__THE PROBLEM__.
Repeat every line exactly, keeping the pictures out of the copy.

::: RECORD SET :::

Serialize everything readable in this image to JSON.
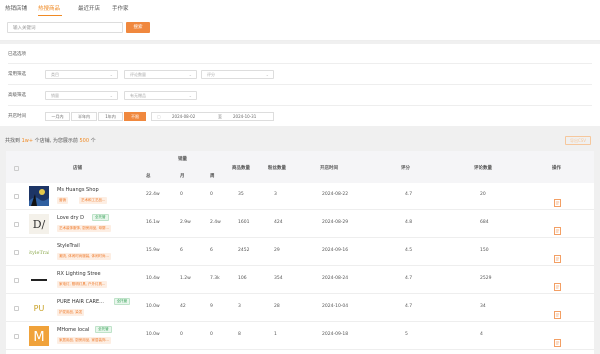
{
  "tabs": [
    "热销店铺",
    "热搜商品",
    "最近开店",
    "手作家"
  ],
  "search": {
    "placeholder": "输入关键词",
    "button": "搜索"
  },
  "filters": {
    "selected_label": "已选选项",
    "common_label": "常用筛选",
    "common_selects": [
      "类目",
      "评论数量",
      "评分"
    ],
    "advanced_label": "高级筛选",
    "advanced_selects": [
      "销量",
      "有无赠品"
    ],
    "time_label": "开店时间",
    "time_options": [
      "一月内",
      "半年内",
      "1年内",
      "不限"
    ],
    "time_active": "不限",
    "date_from": "2024-08-02",
    "date_to": "2024-10-31",
    "date_sep": "至"
  },
  "summary": {
    "prefix": "共找到",
    "count": "1w+",
    "mid": "个店铺, 为您展示前",
    "shown": "500",
    "suffix": "个"
  },
  "export_label": "导出CSV",
  "table": {
    "sales_group": "销量",
    "headers": {
      "shop": "店铺",
      "total": "总",
      "month": "月",
      "week": "周",
      "products": "商品数量",
      "followers": "粉丝数量",
      "opened": "开店时间",
      "rating": "评分",
      "reviews": "评论数量",
      "actions": "操作"
    },
    "rows": [
      {
        "name": "Ms Huangs Shop",
        "badge": "",
        "tags": [
          "营销",
          "艺术和工艺品..."
        ],
        "total": "22.4w",
        "month": "0",
        "week": "0",
        "products": "35",
        "followers": "3",
        "opened": "2024-08-22",
        "rating": "4.7",
        "reviews": "20"
      },
      {
        "name": "Love dry D",
        "badge": "全托管",
        "tags": [
          "艺术装饰服饰, 厨房用品, 母婴..."
        ],
        "total": "16.1w",
        "month": "2.9w",
        "week": "2.4w",
        "products": "1601",
        "followers": "424",
        "opened": "2024-08-29",
        "rating": "4.8",
        "reviews": "684"
      },
      {
        "name": "StyleTrail",
        "badge": "",
        "tags": [
          "潮流, 体闲时尚服装, 体闲时尚..."
        ],
        "total": "15.9w",
        "month": "6",
        "week": "6",
        "products": "2452",
        "followers": "29",
        "opened": "2024-09-16",
        "rating": "4.5",
        "reviews": "150"
      },
      {
        "name": "RX Lighting Stree",
        "badge": "",
        "tags": [
          "家电灯, 照明灯具, 户外灯具..."
        ],
        "total": "10.4w",
        "month": "1.2w",
        "week": "7.3k",
        "products": "106",
        "followers": "354",
        "opened": "2024-08-24",
        "rating": "4.7",
        "reviews": "2529"
      },
      {
        "name": "PURE HAIR CARE...",
        "badge": "全托管",
        "tags": [
          "护发用品, 染发"
        ],
        "total": "10.0w",
        "month": "42",
        "week": "9",
        "products": "3",
        "followers": "28",
        "opened": "2024-10-04",
        "rating": "4.7",
        "reviews": "34"
      },
      {
        "name": "MHome local",
        "badge": "全托管",
        "tags": [
          "家居用品, 厨房用品, 家居装饰..."
        ],
        "total": "10.0w",
        "month": "0",
        "week": "0",
        "products": "8",
        "followers": "1",
        "opened": "2024-09-18",
        "rating": "5",
        "reviews": "4"
      }
    ]
  },
  "colors": {
    "accent": "#f0883e",
    "badge_green": "#3aa35a",
    "tag_orange": "#ef7b2c"
  },
  "icons": [
    "chevron-down-icon",
    "sort-icon",
    "document-icon",
    "calendar-icon"
  ]
}
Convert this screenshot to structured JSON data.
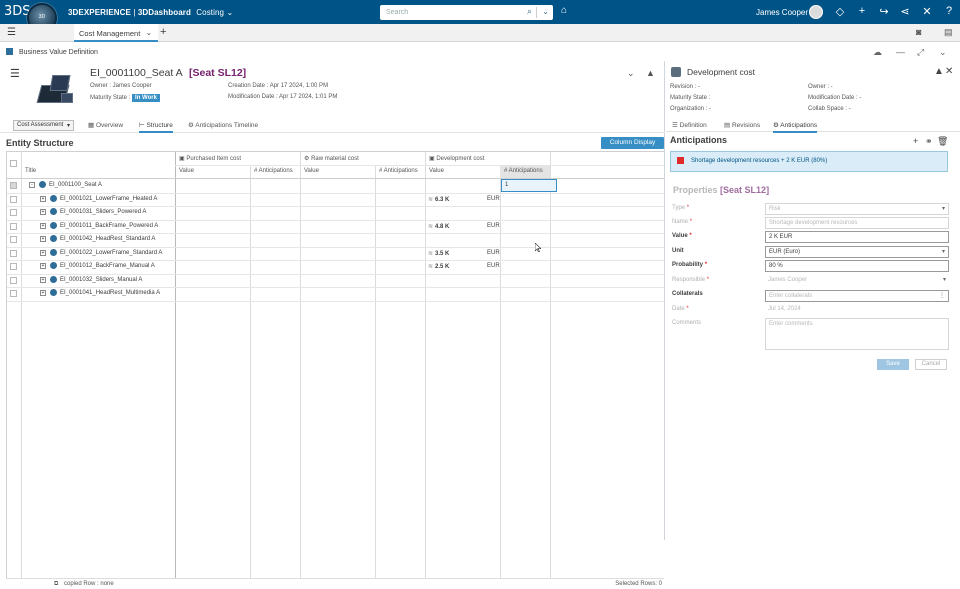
{
  "topbar": {
    "brand_logo": "3DS",
    "compass_top": "3D",
    "compass_bottom": "V,R",
    "app_brand": "3DEXPERIENCE",
    "app_sep": " | ",
    "app_product": "3DDashboard",
    "app_module": "Costing",
    "search_placeholder": "Search",
    "user_name": "James Cooper",
    "icons": [
      "tag-icon",
      "share-icon",
      "add-icon",
      "forward-icon",
      "network-icon",
      "tools-icon",
      "help-icon"
    ]
  },
  "tabbar": {
    "tab_label": "Cost Management",
    "plus": "+"
  },
  "bvbar": {
    "title": "Business Value Definition"
  },
  "object": {
    "name": "EI_0001100_Seat A",
    "context": "[Seat SL12]",
    "owner": "Owner : James Cooper",
    "maturity_label": "Maturity State :",
    "maturity_value": "In Work",
    "creation": "Creation Date : Apr 17 2024, 1:00 PM",
    "modification": "Modification Date : Apr 17 2024, 1:01 PM"
  },
  "subtabs": {
    "combo": "Cost Assessment",
    "items": [
      "Overview",
      "Structure",
      "Anticipations Timeline"
    ]
  },
  "structure": {
    "title": "Entity Structure",
    "column_display": "Column Display",
    "groups": [
      "Purchased Item cost",
      "Raw material cost",
      "Development cost"
    ],
    "cols": [
      "Title",
      "Value",
      "# Anticipations",
      "Value",
      "# Anticipations",
      "Value",
      "# Anticipations"
    ],
    "rows": [
      {
        "title": "EI_0001100_Seat  A",
        "exp": "-",
        "level": 0,
        "dev": "",
        "cur": "",
        "ant": "1"
      },
      {
        "title": "EI_0001021_LowerFrame_Heated  A",
        "exp": "+",
        "level": 1,
        "dev": "6.3 K",
        "cur": "EUR",
        "ant": ""
      },
      {
        "title": "EI_0001031_Sliders_Powered  A",
        "exp": "+",
        "level": 1,
        "dev": "",
        "cur": "",
        "ant": ""
      },
      {
        "title": "EI_0001011_BackFrame_Powered  A",
        "exp": "+",
        "level": 1,
        "dev": "4.8 K",
        "cur": "EUR",
        "ant": ""
      },
      {
        "title": "EI_0001042_HeadRest_Standard  A",
        "exp": "+",
        "level": 1,
        "dev": "",
        "cur": "",
        "ant": ""
      },
      {
        "title": "EI_0001022_LowerFrame_Standard  A",
        "exp": "+",
        "level": 1,
        "dev": "3.5 K",
        "cur": "EUR",
        "ant": ""
      },
      {
        "title": "EI_0001012_BackFrame_Manual  A",
        "exp": "+",
        "level": 1,
        "dev": "2.5 K",
        "cur": "EUR",
        "ant": ""
      },
      {
        "title": "EI_0001032_Sliders_Manual  A",
        "exp": "+",
        "level": 1,
        "dev": "",
        "cur": "",
        "ant": ""
      },
      {
        "title": "EI_0001041_HeadRest_Multimedia  A",
        "exp": "+",
        "level": 1,
        "dev": "",
        "cur": "",
        "ant": ""
      }
    ],
    "footer_left": "copied Row : none",
    "footer_right": "Selected Rows: 0"
  },
  "panel": {
    "title": "Development cost",
    "revision": "Revision : -",
    "maturity": "Maturity State :",
    "organization": "Organization : -",
    "owner": "Owner : -",
    "modification": "Modification Date : -",
    "collab": "Collab Space : -",
    "tabs": [
      "Definition",
      "Revisions",
      "Anticipations"
    ],
    "anticipations_title": "Anticipations",
    "banner": "Shortage development resources + 2 K EUR (80%)",
    "properties": "Properties",
    "properties_ctx": "[Seat SL12]",
    "fields": {
      "type": {
        "label": "Type",
        "value": "Risk"
      },
      "name": {
        "label": "Name",
        "value": "Shortage development resources"
      },
      "value": {
        "label": "Value",
        "value": "2 K EUR"
      },
      "unit": {
        "label": "Unit",
        "value": "EUR (Euro)"
      },
      "probability": {
        "label": "Probability",
        "value": "80 %"
      },
      "responsible": {
        "label": "Responsible",
        "value": "James Cooper"
      },
      "collaterals": {
        "label": "Collaterals",
        "placeholder": "Enter collaterals"
      },
      "date": {
        "label": "Date",
        "value": "Jul 14, 2024"
      },
      "comments": {
        "label": "Comments",
        "placeholder": "Enter comments"
      }
    },
    "save": "Save",
    "cancel": "Cancel"
  },
  "colors": {
    "topbar": "#005386",
    "accent": "#368ec4",
    "context": "#77216f"
  }
}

:::

__RESULT__.
Serialize everything readable in this image to JSON.
{
  "tabs": [
    "热销店铺",
    "热搜商品",
    "最近开店",
    "手作家"
  ],
  "search": {
    "placeholder": "输入关键词",
    "button": "搜索"
  },
  "filters": {
    "selected_label": "已选选项",
    "common_label": "常用筛选",
    "common_selects": [
      "类目",
      "评论数量",
      "评分"
    ],
    "advanced_label": "高级筛选",
    "advanced_selects": [
      "销量",
      "有无赠品"
    ],
    "time_label": "开店时间",
    "time_options": [
      "一月内",
      "半年内",
      "1年内",
      "不限"
    ],
    "time_active": "不限",
    "date_from": "2024-08-02",
    "date_to": "2024-10-31",
    "date_sep": "至"
  },
  "summary": {
    "prefix": "共找到",
    "count": "1w+",
    "mid": "个店铺, 为您展示前",
    "shown": "500",
    "suffix": "个"
  },
  "export_label": "导出CSV",
  "table": {
    "sales_group": "销量",
    "headers": {
      "shop": "店铺",
      "total": "总",
      "month": "月",
      "week": "周",
      "products": "商品数量",
      "followers": "粉丝数量",
      "opened": "开店时间",
      "rating": "评分",
      "reviews": "评论数量",
      "actions": "操作"
    },
    "rows": [
      {
        "name": "Ms Huangs Shop",
        "badge": "",
        "tags": [
          "营销",
          "艺术和工艺品..."
        ],
        "total": "22.4w",
        "month": "0",
        "week": "0",
        "products": "35",
        "followers": "3",
        "opened": "2024-08-22",
        "rating": "4.7",
        "reviews": "20"
      },
      {
        "name": "Love dry D",
        "badge": "全托管",
        "tags": [
          "艺术装饰服饰, 厨房用品, 母婴..."
        ],
        "total": "16.1w",
        "month": "2.9w",
        "week": "2.4w",
        "products": "1601",
        "followers": "424",
        "opened": "2024-08-29",
        "rating": "4.8",
        "reviews": "684"
      },
      {
        "name": "StyleTrail",
        "badge": "",
        "tags": [
          "潮流, 体闲时尚服装, 体闲时尚..."
        ],
        "total": "15.9w",
        "month": "6",
        "week": "6",
        "products": "2452",
        "followers": "29",
        "opened": "2024-09-16",
        "rating": "4.5",
        "reviews": "150"
      },
      {
        "name": "RX Lighting Stree",
        "badge": "",
        "tags": [
          "家电灯, 照明灯具, 户外灯具..."
        ],
        "total": "10.4w",
        "month": "1.2w",
        "week": "7.3k",
        "products": "106",
        "followers": "354",
        "opened": "2024-08-24",
        "rating": "4.7",
        "reviews": "2529"
      },
      {
        "name": "PURE HAIR CARE...",
        "badge": "全托管",
        "tags": [
          "护发用品, 染发"
        ],
        "total": "10.0w",
        "month": "42",
        "week": "9",
        "products": "3",
        "followers": "28",
        "opened": "2024-10-04",
        "rating": "4.7",
        "reviews": "34"
      },
      {
        "name": "MHome local",
        "badge": "全托管",
        "tags": [
          "家居用品, 厨房用品, 家居装饰..."
        ],
        "total": "10.0w",
        "month": "0",
        "week": "0",
        "products": "8",
        "followers": "1",
        "opened": "2024-09-18",
        "rating": "5",
        "reviews": "4"
      }
    ]
  },
  "colors": {
    "accent": "#f0883e",
    "badge_green": "#3aa35a",
    "tag_orange": "#ef7b2c"
  },
  "icons": [
    "chevron-down-icon",
    "sort-icon",
    "document-icon",
    "calendar-icon"
  ]
}
Convert this screenshot to structured JSON data.
{
  "topbar": {
    "brand_logo": "3DS",
    "compass_top": "3D",
    "compass_bottom": "V,R",
    "app_brand": "3DEXPERIENCE",
    "app_sep": " | ",
    "app_product": "3DDashboard",
    "app_module": "Costing",
    "search_placeholder": "Search",
    "user_name": "James Cooper",
    "icons": [
      "tag-icon",
      "share-icon",
      "add-icon",
      "forward-icon",
      "network-icon",
      "tools-icon",
      "help-icon"
    ]
  },
  "tabbar": {
    "tab_label": "Cost Management",
    "plus": "+"
  },
  "bvbar": {
    "title": "Business Value Definition"
  },
  "object": {
    "name": "EI_0001100_Seat A",
    "context": "[Seat SL12]",
    "owner": "Owner : James Cooper",
    "maturity_label": "Maturity State :",
    "maturity_value": "In Work",
    "creation": "Creation Date : Apr 17 2024, 1:00 PM",
    "modification": "Modification Date : Apr 17 2024, 1:01 PM"
  },
  "subtabs": {
    "combo": "Cost Assessment",
    "items": [
      "Overview",
      "Structure",
      "Anticipations Timeline"
    ]
  },
  "structure": {
    "title": "Entity Structure",
    "column_display": "Column Display",
    "groups": [
      "Purchased Item cost",
      "Raw material cost",
      "Development cost"
    ],
    "cols": [
      "Title",
      "Value",
      "# Anticipations",
      "Value",
      "# Anticipations",
      "Value",
      "# Anticipations"
    ],
    "rows": [
      {
        "title": "EI_0001100_Seat  A",
        "exp": "-",
        "level": 0,
        "dev": "",
        "cur": "",
        "ant": "1"
      },
      {
        "title": "EI_0001021_LowerFrame_Heated  A",
        "exp": "+",
        "level": 1,
        "dev": "6.3 K",
        "cur": "EUR",
        "ant": ""
      },
      {
        "title": "EI_0001031_Sliders_Powered  A",
        "exp": "+",
        "level": 1,
        "dev": "",
        "cur": "",
        "ant": ""
      },
      {
        "title": "EI_0001011_BackFrame_Powered  A",
        "exp": "+",
        "level": 1,
        "dev": "4.8 K",
        "cur": "EUR",
        "ant": ""
      },
      {
        "title": "EI_0001042_HeadRest_Standard  A",
        "exp": "+",
        "level": 1,
        "dev": "",
        "cur": "",
        "ant": ""
      },
      {
        "title": "EI_0001022_LowerFrame_Standard  A",
        "exp": "+",
        "level": 1,
        "dev": "3.5 K",
        "cur": "EUR",
        "ant": ""
      },
      {
        "title": "EI_0001012_BackFrame_Manual  A",
        "exp": "+",
        "level": 1,
        "dev": "2.5 K",
        "cur": "EUR",
        "ant": ""
      },
      {
        "title": "EI_0001032_Sliders_Manual  A",
        "exp": "+",
        "level": 1,
        "dev": "",
        "cur": "",
        "ant": ""
      },
      {
        "title": "EI_0001041_HeadRest_Multimedia  A",
        "exp": "+",
        "level": 1,
        "dev": "",
        "cur": "",
        "ant": ""
      }
    ],
    "footer_left": "copied Row : none",
    "footer_right": "Selected Rows: 0"
  },
  "panel": {
    "title": "Development cost",
    "revision": "Revision : -",
    "maturity": "Maturity State :",
    "organization": "Organization : -",
    "owner": "Owner : -",
    "modification": "Modification Date : -",
    "collab": "Collab Space : -",
    "tabs": [
      "Definition",
      "Revisions",
      "Anticipations"
    ],
    "anticipations_title": "Anticipations",
    "banner": "Shortage development resources + 2 K EUR (80%)",
    "properties": "Properties",
    "properties_ctx": "[Seat SL12]",
    "fields": {
      "type": {
        "label": "Type",
        "value": "Risk"
      },
      "name": {
        "label": "Name",
        "value": "Shortage development resources"
      },
      "value": {
        "label": "Value",
        "value": "2 K EUR"
      },
      "unit": {
        "label": "Unit",
        "value": "EUR (Euro)"
      },
      "probability": {
        "label": "Probability",
        "value": "80 %"
      },
      "responsible": {
        "label": "Responsible",
        "value": "James Cooper"
      },
      "collaterals": {
        "label": "Collaterals",
        "placeholder": "Enter collaterals"
      },
      "date": {
        "label": "Date",
        "value": "Jul 14, 2024"
      },
      "comments": {
        "label": "Comments",
        "placeholder": "Enter comments"
      }
    },
    "save": "Save",
    "cancel": "Cancel"
  },
  "colors": {
    "topbar": "#005386",
    "accent": "#368ec4",
    "context": "#77216f"
  }
}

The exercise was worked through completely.